-- BEGIN --

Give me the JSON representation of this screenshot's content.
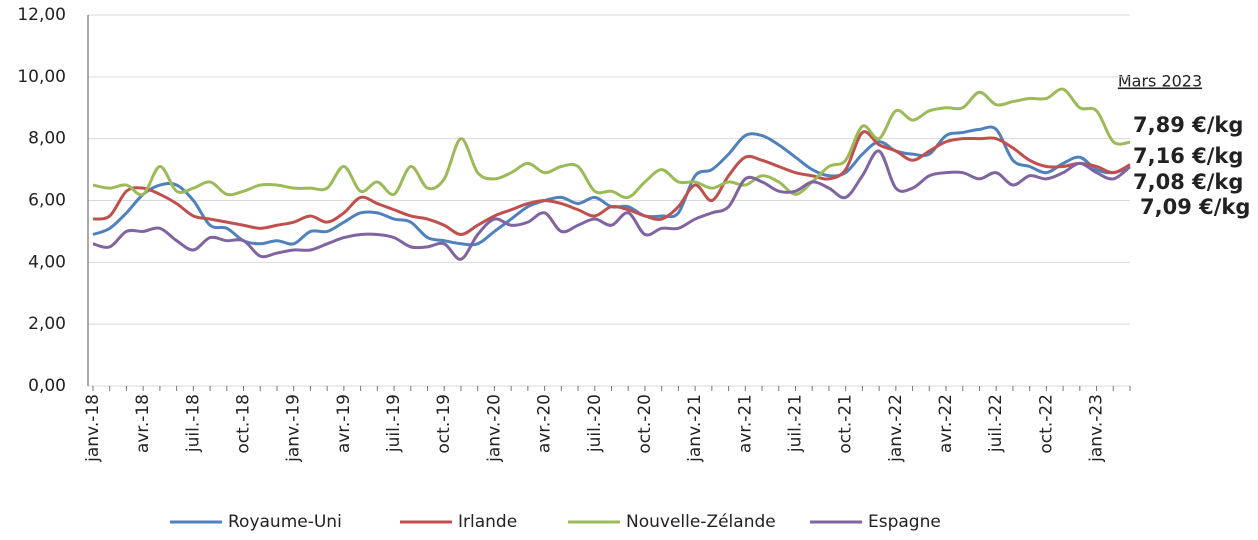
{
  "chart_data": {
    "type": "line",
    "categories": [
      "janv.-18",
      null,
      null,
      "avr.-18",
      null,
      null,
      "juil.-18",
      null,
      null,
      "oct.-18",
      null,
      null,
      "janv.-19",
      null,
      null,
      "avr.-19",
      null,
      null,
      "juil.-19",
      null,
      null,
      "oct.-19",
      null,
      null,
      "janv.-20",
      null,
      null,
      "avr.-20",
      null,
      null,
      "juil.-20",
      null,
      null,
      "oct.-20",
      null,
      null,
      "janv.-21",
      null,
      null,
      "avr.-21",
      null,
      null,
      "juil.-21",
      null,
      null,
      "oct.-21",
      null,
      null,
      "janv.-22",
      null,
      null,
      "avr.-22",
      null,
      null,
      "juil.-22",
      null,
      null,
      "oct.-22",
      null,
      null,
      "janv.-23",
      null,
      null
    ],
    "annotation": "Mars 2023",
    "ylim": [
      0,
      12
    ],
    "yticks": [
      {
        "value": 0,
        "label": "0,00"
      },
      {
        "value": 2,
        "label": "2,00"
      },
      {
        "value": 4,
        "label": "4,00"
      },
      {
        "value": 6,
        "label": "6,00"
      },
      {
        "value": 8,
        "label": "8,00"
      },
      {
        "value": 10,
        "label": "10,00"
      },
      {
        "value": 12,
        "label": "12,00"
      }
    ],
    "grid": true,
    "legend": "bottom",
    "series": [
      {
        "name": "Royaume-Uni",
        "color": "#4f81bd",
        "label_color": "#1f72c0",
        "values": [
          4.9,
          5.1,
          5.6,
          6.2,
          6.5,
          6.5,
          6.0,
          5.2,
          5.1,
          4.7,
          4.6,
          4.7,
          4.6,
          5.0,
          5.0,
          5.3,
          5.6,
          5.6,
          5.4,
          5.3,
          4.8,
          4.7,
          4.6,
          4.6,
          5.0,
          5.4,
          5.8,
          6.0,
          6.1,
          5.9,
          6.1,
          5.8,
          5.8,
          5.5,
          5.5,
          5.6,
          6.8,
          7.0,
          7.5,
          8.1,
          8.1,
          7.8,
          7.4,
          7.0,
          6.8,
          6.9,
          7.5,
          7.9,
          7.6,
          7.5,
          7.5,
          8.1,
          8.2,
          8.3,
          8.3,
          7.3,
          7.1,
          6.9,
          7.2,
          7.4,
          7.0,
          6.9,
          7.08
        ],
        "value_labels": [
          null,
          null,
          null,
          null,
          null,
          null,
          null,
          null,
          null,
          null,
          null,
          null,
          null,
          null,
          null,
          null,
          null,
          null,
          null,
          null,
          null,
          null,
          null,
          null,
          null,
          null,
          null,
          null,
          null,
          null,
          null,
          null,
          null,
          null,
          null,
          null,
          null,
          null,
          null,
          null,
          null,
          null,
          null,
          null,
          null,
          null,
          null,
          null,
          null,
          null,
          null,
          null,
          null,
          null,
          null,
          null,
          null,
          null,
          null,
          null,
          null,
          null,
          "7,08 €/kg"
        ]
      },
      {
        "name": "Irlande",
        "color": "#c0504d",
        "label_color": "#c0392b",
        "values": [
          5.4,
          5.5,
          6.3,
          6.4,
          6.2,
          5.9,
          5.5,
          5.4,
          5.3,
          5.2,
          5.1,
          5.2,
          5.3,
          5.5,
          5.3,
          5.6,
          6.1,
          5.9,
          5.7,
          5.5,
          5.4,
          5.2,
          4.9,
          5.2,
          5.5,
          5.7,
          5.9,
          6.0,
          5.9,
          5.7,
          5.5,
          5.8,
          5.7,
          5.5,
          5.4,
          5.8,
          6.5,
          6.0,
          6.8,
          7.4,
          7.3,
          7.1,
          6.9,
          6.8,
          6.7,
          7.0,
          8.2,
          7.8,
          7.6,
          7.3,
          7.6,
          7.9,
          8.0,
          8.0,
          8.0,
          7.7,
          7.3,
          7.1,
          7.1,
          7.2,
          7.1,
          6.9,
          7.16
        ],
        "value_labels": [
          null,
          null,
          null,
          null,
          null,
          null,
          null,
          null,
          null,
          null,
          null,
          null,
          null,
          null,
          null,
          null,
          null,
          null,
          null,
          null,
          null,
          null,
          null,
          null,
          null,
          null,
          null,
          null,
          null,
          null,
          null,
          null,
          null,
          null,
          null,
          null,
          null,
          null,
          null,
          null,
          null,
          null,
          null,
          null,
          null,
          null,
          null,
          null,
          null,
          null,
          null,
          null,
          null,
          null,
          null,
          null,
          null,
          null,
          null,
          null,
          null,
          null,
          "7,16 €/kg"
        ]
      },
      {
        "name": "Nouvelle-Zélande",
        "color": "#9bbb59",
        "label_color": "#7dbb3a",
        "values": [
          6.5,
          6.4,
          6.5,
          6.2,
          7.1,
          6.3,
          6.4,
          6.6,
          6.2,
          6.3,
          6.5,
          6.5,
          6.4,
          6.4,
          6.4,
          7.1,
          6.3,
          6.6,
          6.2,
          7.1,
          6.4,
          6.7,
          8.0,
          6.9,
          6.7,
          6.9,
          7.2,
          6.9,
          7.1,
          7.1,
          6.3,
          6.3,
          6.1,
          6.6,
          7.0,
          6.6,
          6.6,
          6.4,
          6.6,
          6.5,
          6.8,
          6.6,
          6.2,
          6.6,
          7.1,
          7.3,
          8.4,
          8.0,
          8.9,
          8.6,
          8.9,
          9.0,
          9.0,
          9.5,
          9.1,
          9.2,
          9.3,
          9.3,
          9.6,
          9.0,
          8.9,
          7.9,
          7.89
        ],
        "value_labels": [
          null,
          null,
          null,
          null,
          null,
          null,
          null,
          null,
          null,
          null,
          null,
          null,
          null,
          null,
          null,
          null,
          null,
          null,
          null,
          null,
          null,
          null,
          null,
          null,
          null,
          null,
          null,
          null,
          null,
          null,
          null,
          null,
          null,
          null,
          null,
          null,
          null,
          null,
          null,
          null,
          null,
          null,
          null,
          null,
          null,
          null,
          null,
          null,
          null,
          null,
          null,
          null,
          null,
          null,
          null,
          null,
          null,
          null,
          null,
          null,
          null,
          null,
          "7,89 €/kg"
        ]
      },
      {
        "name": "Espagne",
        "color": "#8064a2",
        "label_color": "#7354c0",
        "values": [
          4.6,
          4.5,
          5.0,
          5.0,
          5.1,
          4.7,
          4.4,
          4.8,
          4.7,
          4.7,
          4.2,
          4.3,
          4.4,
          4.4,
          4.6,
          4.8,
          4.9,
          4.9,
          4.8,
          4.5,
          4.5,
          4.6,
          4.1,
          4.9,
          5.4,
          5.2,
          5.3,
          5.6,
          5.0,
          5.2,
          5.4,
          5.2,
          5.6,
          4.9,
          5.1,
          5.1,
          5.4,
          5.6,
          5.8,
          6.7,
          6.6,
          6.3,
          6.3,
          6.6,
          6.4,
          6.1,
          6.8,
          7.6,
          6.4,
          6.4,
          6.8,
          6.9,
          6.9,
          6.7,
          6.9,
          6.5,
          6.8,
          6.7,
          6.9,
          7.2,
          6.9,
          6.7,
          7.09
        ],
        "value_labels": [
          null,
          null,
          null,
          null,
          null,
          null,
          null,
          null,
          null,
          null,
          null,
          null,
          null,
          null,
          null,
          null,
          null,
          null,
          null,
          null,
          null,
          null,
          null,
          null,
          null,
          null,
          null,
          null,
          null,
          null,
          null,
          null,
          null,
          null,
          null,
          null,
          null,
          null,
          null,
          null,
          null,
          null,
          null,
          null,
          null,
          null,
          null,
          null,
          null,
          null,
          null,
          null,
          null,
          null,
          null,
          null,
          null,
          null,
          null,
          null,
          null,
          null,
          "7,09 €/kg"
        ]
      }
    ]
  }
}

-- END --

§ Exercise: Find the lines above that include the string "name" and copy them.

§ Completed exercise:
        "name": "Royaume-Uni",
        "name": "Irlande",
        "name": "Nouvelle-Zélande",
        "name": "Espagne",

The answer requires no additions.